──────── Trecho citado
Pesquisa capta mudanças na cobertura da violência

Yasmim Restum* - aplicativo - Do Portal

11/05/2015

Desconstruir a representação negativa das favelas cariocas pela mídia e avaliar a transição do fotojornalismo desde os anos 1990 são os dois principais objetivos das pesquisadoras Andrea Mayr, professora de Linguística e Comunicação de Mídia da Queen’s University de Belfast, da Irlanda, e visitante do Programa de Pós-Graduação em Comunicação (PPGCom) da PUC-Rio; e Alice Baroni, jornalista formada na PUC-Rio, doutora em Filosofia pela Queensland University of Technology e pós-doutoranda no PPG-Com.

Andrea e Alice vêm analisando os jornais O Dia e Extra, colhendo depoimentos de fotojornalistas e realizando pesquisa de campo em comunidades do Rio – Complexos da Maré e do Alemão, e favelas de Pavão-Pavãozinho e da Rocinha. De acordo com suas observações iniciais, a pesquisadora irlandesa afirma que as imagens feitas nas favelas cariocas consolidam um estereótipo negativo:

– As imagens não são mais documentais ou representações da realidade, são símbolos. A representação visual de mídia dialoga com imagens da escravidão quando vemos rapazes descalços, seminus, e usualmente fora de contexto, expondo uma forte dicotomia entre “bem” e “mal”, sem qualquer resultado efetivo de mudança ou benefícios para as comunidades.
────────────────
[Objetivo do exercício] Escreva a continuação da matéria sobre a pesquisa da cobertura das favelas cariocas, começando logo após a última frase apresentada.
──────── Dados fornecidos
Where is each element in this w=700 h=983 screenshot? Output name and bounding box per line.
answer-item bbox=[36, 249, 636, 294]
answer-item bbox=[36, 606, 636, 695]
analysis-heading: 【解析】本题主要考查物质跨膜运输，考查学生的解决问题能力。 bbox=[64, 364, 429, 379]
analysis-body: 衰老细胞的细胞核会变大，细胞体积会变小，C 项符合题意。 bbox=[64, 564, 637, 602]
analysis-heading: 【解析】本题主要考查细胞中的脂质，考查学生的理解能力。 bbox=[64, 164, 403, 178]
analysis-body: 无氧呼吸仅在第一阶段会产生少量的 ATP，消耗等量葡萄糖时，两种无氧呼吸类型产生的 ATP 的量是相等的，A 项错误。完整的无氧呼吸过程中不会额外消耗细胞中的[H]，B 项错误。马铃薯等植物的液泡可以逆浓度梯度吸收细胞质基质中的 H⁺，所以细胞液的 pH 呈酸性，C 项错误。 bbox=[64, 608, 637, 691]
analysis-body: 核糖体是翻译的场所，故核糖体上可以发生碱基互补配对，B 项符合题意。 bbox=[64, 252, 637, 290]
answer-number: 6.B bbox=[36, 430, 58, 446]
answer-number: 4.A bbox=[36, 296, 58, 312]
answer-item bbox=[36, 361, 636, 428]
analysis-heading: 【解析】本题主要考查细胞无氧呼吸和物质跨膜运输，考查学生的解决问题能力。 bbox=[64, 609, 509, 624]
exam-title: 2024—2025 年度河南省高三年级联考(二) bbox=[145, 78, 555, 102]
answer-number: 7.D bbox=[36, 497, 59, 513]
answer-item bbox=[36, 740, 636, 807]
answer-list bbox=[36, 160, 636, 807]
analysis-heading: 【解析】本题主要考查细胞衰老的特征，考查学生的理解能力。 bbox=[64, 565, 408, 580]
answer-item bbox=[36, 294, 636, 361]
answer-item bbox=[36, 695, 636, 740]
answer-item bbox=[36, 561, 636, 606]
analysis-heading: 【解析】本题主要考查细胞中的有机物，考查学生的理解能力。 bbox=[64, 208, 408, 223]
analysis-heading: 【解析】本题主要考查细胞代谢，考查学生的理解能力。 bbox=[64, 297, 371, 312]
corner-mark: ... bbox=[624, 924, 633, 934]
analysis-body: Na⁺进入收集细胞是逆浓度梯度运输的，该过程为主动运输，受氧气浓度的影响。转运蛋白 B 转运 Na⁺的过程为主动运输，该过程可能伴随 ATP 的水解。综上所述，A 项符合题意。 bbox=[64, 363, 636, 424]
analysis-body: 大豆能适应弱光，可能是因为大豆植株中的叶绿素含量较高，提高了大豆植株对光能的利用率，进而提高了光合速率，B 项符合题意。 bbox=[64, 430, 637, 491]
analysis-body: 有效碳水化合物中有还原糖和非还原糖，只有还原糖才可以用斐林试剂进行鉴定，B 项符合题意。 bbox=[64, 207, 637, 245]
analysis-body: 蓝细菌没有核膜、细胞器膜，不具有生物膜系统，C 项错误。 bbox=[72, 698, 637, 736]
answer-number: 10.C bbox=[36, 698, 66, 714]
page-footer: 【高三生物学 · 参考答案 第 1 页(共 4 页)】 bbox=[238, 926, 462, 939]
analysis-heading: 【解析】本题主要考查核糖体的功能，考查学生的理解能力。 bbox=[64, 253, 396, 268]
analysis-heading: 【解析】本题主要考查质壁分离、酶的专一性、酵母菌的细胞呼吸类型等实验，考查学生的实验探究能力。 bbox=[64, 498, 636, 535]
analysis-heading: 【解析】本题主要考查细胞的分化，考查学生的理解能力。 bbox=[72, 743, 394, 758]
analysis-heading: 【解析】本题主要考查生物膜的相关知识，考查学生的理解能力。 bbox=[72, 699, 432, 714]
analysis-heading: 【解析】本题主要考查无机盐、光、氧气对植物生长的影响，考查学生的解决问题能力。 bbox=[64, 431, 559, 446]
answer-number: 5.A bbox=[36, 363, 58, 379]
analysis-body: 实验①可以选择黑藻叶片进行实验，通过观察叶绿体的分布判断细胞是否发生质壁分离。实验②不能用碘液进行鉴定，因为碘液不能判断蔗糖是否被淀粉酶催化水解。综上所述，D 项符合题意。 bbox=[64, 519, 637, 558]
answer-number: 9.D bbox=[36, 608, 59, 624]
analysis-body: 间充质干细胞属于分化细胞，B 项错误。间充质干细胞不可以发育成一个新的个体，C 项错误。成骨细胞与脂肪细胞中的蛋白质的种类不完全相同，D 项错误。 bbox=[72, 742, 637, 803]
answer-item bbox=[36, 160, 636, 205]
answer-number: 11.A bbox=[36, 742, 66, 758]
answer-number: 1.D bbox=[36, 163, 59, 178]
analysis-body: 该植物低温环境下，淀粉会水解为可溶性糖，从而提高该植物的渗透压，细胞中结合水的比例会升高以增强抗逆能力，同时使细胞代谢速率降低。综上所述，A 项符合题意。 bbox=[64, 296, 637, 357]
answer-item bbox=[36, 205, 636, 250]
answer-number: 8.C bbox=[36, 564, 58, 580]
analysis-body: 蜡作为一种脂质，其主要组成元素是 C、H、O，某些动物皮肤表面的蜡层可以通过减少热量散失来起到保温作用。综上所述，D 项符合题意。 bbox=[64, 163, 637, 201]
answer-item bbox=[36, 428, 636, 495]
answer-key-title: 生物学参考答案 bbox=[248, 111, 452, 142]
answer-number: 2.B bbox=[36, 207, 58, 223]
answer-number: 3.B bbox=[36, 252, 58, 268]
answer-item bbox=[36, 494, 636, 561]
────────────────
[Resposta]
Alice atribui o abandono do padrão de publicação de corpos ensanguentados pelos jornais, como se via anteriormente, à conjuntura dos anos 90, com a infiltração do tráfico nas comunidades.

– Durante a pesquisa percebi que o fotojornalismo começou a apresentar sinais de mudança exatamente no auge da violência nas favelas. Os anos 90 foram o momento em que a relação entre a favela e a chamada cidade formal começou a mudar. A chegada da cocaína e de armas como fuzis e K47, as facções disputando territórios nas comunidades e também com o Exército, a Polícia, as máfias... Agora, a entrada das UPPs nos morros provoca uma nova reordenação social. A violência está aí; o que mudou é o que pode ou não ser mostrado.

Alice explica que a violência, que antes era representada explicitamente, passou a ganhar um valor simbólico.

Ouça:

Andrea pondera que a significativa mudança no conteúdo de violência do fotojornalismo praticado nos jornais impressos, com imagens simbólicas ocupando o espaço das sensacionalistas, se contrasta com as publicações em redes sociais:

 Paula Bastos Araripe – As redes sociais mostram caminho inverso ao da mídia impressa. A imagem chocante ou o vídeo de violência brutal explícita não são exibidos pela mídia hegemônica, mas ainda não sabemos o que pode ser alcançado a partir da opção pelo sensacionalismo visual nas redes.

Antes de iniciar o trabalho de campo, as mídias digitais não eram foco da pesquisa, mas se tornaram relevantes quando as pesquisadoras notaram o conflito entre o discurso virtual e o off-line. Ao estudar o caso do dançarino Douglas Silva, o DG, morto numa operação policial, a pesquisadora britânica, que desenvolve trabalhos na área de criminologia, notou nas redes sociais uma aceitação generalizada da morte do jovem por uma suposta ligação com o tráfico de drogas, depois desmentida.

 “Fotógrafos dizem que não sabem se voltarão para casa ou não”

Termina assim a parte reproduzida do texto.